YOUR INSTRUCTIONS: Copy nothing but the text: repeat each entry exactly and drop the images.
====== ENTRIES PROVIDED
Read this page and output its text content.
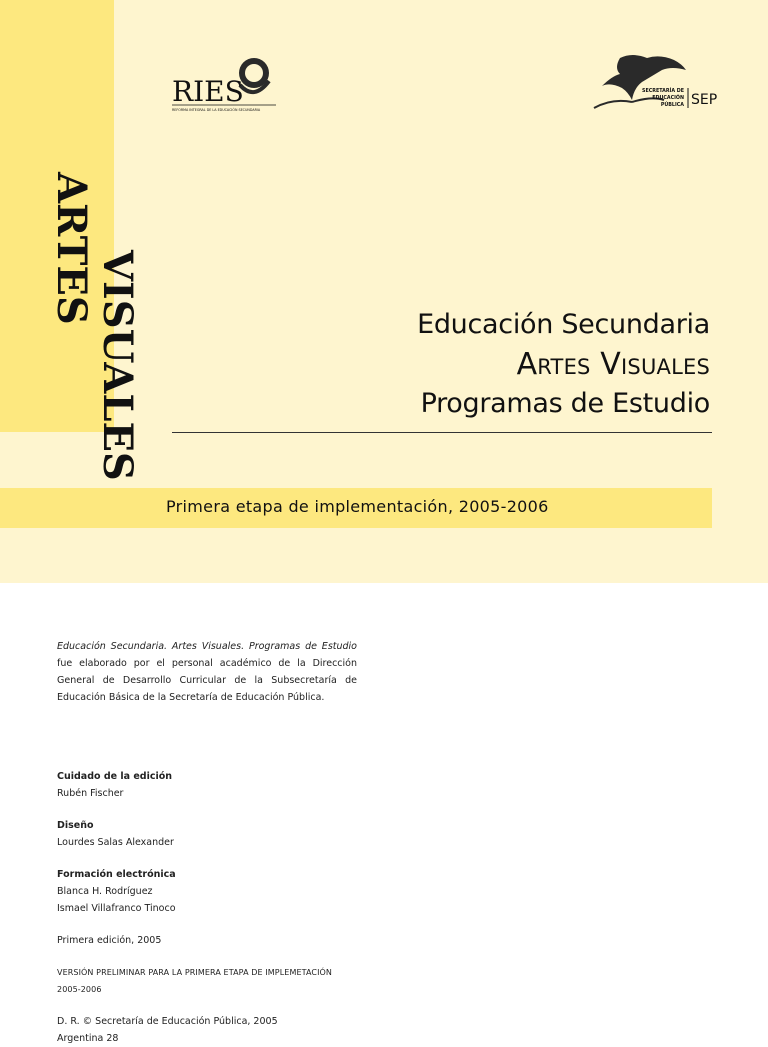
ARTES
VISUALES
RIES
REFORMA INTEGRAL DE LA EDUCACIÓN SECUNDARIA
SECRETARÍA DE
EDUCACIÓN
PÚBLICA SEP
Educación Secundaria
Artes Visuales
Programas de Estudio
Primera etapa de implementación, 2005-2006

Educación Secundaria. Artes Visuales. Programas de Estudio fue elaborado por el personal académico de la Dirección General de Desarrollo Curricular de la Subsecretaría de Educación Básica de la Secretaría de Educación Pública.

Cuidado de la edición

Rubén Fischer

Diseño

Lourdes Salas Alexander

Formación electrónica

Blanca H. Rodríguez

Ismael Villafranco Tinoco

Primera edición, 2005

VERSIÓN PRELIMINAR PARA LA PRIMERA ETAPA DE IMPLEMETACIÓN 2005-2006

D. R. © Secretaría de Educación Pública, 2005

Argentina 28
============
RESPONSE:
Read this page and output its text content.
ARTES
VISUALES
RIES
REFORMA INTEGRAL DE LA EDUCACIÓN SECUNDARIA
SECRETARÍA DE
EDUCACIÓN
PÚBLICA SEP
Educación Secundaria
Artes Visuales
Programas de Estudio
Primera etapa de implementación, 2005-2006

Educación Secundaria. Artes Visuales. Programas de Estudio fue elaborado por el personal académico de la Dirección General de Desarrollo Curricular de la Subsecretaría de Educación Básica de la Secretaría de Educación Pública.

Cuidado de la edición

Rubén Fischer

Diseño

Lourdes Salas Alexander

Formación electrónica

Blanca H. Rodríguez

Ismael Villafranco Tinoco

Primera edición, 2005

VERSIÓN PRELIMINAR PARA LA PRIMERA ETAPA DE IMPLEMETACIÓN 2005-2006

D. R. © Secretaría de Educación Pública, 2005

Argentina 28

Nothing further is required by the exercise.